::: DATA SECTION

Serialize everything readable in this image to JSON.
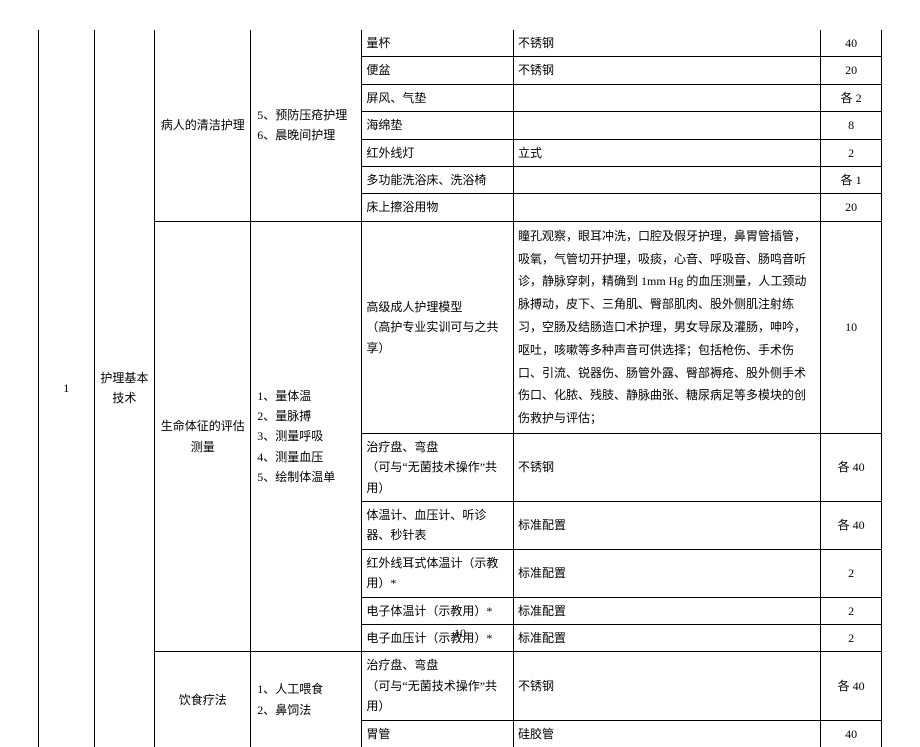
{
  "pagenum": "10",
  "col1": "1",
  "col2": "护理基本技术",
  "sections": {
    "s1": {
      "c3": "病人的清洁护理",
      "c4": "5、预防压疮护理\n6、晨晚间护理"
    },
    "s2": {
      "c3": "生命体征的评估测量",
      "c4": "1、量体温\n2、量脉搏\n3、测量呼吸\n4、测量血压\n5、绘制体温单"
    },
    "s3": {
      "c3": "饮食疗法",
      "c4": "1、人工喂食\n2、鼻饲法"
    }
  },
  "rows": [
    {
      "item": "量杯",
      "desc": "不锈钢",
      "qty": "40"
    },
    {
      "item": "便盆",
      "desc": "不锈钢",
      "qty": "20"
    },
    {
      "item": "屏风、气垫",
      "desc": "",
      "qty": "各 2"
    },
    {
      "item": "海绵垫",
      "desc": "",
      "qty": "8"
    },
    {
      "item": "红外线灯",
      "desc": "立式",
      "qty": "2"
    },
    {
      "item": "多功能洗浴床、洗浴椅",
      "desc": "",
      "qty": "各 1"
    },
    {
      "item": "床上擦浴用物",
      "desc": "",
      "qty": "20"
    },
    {
      "item": "高级成人护理模型\n（高护专业实训可与之共享）",
      "desc": "瞳孔观察，眼耳冲洗，口腔及假牙护理，鼻胃管插管，吸氧，气管切开护理，吸痰，心音、呼吸音、肠鸣音听诊，静脉穿刺，精确到 1mm Hg 的血压测量，人工颈动脉搏动，皮下、三角肌、臀部肌肉、股外侧肌注射练习，空肠及结肠造口术护理，男女导尿及灌肠，呻吟，呕吐，咳嗽等多种声音可供选择；包括枪伤、手术伤口、引流、锐器伤、肠管外露、臀部褥疮、股外侧手术伤口、化脓、残肢、静脉曲张、糖尿病足等多模块的创伤救护与评估；",
      "qty": "10"
    },
    {
      "item": "治疗盘、弯盘\n（可与“无菌技术操作”共用）",
      "desc": "不锈钢",
      "qty": "各 40"
    },
    {
      "item": "体温计、血压计、听诊器、秒针表",
      "desc": "标准配置",
      "qty": "各 40"
    },
    {
      "item": "红外线耳式体温计（示教用）*",
      "desc": "标准配置",
      "qty": "2"
    },
    {
      "item": "电子体温计（示教用）*",
      "desc": "标准配置",
      "qty": "2"
    },
    {
      "item": "电子血压计（示教用）*",
      "desc": "标准配置",
      "qty": "2"
    },
    {
      "item": "治疗盘、弯盘\n（可与“无菌技术操作”共用）",
      "desc": "不锈钢",
      "qty": "各 40"
    },
    {
      "item": "胃管",
      "desc": "硅胶管",
      "qty": "40"
    }
  ]
}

::::::

- **PROBLEM**:
The pictures in the entries should be left out; output everything else exactly.

- **CORRECT ANSWER**:
Serialize everything readable in this image to JSON.
{
  "pagenum": "10",
  "col1": "1",
  "col2": "护理基本技术",
  "sections": {
    "s1": {
      "c3": "病人的清洁护理",
      "c4": "5、预防压疮护理\n6、晨晚间护理"
    },
    "s2": {
      "c3": "生命体征的评估测量",
      "c4": "1、量体温\n2、量脉搏\n3、测量呼吸\n4、测量血压\n5、绘制体温单"
    },
    "s3": {
      "c3": "饮食疗法",
      "c4": "1、人工喂食\n2、鼻饲法"
    }
  },
  "rows": [
    {
      "item": "量杯",
      "desc": "不锈钢",
      "qty": "40"
    },
    {
      "item": "便盆",
      "desc": "不锈钢",
      "qty": "20"
    },
    {
      "item": "屏风、气垫",
      "desc": "",
      "qty": "各 2"
    },
    {
      "item": "海绵垫",
      "desc": "",
      "qty": "8"
    },
    {
      "item": "红外线灯",
      "desc": "立式",
      "qty": "2"
    },
    {
      "item": "多功能洗浴床、洗浴椅",
      "desc": "",
      "qty": "各 1"
    },
    {
      "item": "床上擦浴用物",
      "desc": "",
      "qty": "20"
    },
    {
      "item": "高级成人护理模型\n（高护专业实训可与之共享）",
      "desc": "瞳孔观察，眼耳冲洗，口腔及假牙护理，鼻胃管插管，吸氧，气管切开护理，吸痰，心音、呼吸音、肠鸣音听诊，静脉穿刺，精确到 1mm Hg 的血压测量，人工颈动脉搏动，皮下、三角肌、臀部肌肉、股外侧肌注射练习，空肠及结肠造口术护理，男女导尿及灌肠，呻吟，呕吐，咳嗽等多种声音可供选择；包括枪伤、手术伤口、引流、锐器伤、肠管外露、臀部褥疮、股外侧手术伤口、化脓、残肢、静脉曲张、糖尿病足等多模块的创伤救护与评估；",
      "qty": "10"
    },
    {
      "item": "治疗盘、弯盘\n（可与“无菌技术操作”共用）",
      "desc": "不锈钢",
      "qty": "各 40"
    },
    {
      "item": "体温计、血压计、听诊器、秒针表",
      "desc": "标准配置",
      "qty": "各 40"
    },
    {
      "item": "红外线耳式体温计（示教用）*",
      "desc": "标准配置",
      "qty": "2"
    },
    {
      "item": "电子体温计（示教用）*",
      "desc": "标准配置",
      "qty": "2"
    },
    {
      "item": "电子血压计（示教用）*",
      "desc": "标准配置",
      "qty": "2"
    },
    {
      "item": "治疗盘、弯盘\n（可与“无菌技术操作”共用）",
      "desc": "不锈钢",
      "qty": "各 40"
    },
    {
      "item": "胃管",
      "desc": "硅胶管",
      "qty": "40"
    }
  ]
}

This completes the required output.